* begin Extracted records *
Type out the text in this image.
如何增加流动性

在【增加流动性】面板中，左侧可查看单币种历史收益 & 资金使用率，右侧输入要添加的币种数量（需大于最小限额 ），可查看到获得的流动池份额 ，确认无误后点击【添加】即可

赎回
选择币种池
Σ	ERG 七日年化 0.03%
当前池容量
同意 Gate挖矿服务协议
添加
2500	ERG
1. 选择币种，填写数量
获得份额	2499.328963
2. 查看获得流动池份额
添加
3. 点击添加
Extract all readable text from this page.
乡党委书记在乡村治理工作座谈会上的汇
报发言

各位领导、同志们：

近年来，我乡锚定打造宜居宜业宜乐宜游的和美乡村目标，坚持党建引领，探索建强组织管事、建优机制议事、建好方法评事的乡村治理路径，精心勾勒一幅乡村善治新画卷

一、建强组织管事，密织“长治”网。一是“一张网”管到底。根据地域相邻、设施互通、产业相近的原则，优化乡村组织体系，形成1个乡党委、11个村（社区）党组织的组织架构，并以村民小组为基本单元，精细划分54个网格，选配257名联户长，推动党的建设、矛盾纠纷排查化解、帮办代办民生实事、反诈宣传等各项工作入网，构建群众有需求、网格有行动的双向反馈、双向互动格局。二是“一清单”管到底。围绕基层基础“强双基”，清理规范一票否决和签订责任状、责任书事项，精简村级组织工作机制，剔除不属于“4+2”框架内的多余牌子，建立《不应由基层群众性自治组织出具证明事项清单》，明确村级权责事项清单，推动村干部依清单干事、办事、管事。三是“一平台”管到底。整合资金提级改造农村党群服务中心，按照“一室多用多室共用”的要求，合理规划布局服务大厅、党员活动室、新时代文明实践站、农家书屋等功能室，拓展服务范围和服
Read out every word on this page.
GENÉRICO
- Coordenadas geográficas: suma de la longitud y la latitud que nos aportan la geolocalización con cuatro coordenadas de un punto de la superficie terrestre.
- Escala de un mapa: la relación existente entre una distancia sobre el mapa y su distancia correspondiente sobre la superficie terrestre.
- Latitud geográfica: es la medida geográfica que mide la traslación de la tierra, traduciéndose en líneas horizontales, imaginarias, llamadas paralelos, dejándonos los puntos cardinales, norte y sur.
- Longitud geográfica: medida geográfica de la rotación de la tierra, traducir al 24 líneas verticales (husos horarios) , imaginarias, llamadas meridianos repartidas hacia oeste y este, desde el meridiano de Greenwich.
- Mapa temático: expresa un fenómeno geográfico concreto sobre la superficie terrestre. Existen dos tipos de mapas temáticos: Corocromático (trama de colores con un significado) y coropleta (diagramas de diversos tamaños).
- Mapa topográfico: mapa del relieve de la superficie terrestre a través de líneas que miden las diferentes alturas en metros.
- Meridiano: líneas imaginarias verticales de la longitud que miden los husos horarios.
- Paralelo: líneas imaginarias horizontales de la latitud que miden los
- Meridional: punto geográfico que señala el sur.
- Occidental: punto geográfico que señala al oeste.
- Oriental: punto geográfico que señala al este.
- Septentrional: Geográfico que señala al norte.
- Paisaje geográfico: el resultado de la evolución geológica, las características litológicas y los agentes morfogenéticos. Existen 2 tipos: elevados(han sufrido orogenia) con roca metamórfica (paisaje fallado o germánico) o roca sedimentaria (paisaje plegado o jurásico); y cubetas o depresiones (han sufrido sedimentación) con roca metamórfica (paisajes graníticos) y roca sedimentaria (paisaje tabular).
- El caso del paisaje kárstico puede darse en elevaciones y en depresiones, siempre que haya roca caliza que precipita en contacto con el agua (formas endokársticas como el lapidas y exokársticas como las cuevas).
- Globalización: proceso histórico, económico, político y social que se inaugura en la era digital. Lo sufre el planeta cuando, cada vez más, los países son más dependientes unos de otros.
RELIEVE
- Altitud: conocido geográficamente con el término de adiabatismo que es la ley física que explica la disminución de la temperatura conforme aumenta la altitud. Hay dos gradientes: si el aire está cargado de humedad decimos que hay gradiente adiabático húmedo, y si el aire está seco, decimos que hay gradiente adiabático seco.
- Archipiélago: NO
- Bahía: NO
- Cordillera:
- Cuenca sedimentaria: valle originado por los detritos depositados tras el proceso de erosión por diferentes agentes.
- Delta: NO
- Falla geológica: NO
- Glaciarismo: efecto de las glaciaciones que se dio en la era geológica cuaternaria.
* end Extracted records *
◆ Request
Check every line for "text" and show the ones that have it.

◆ Task answer
Type out the text in this image.
Extract all readable text from this page.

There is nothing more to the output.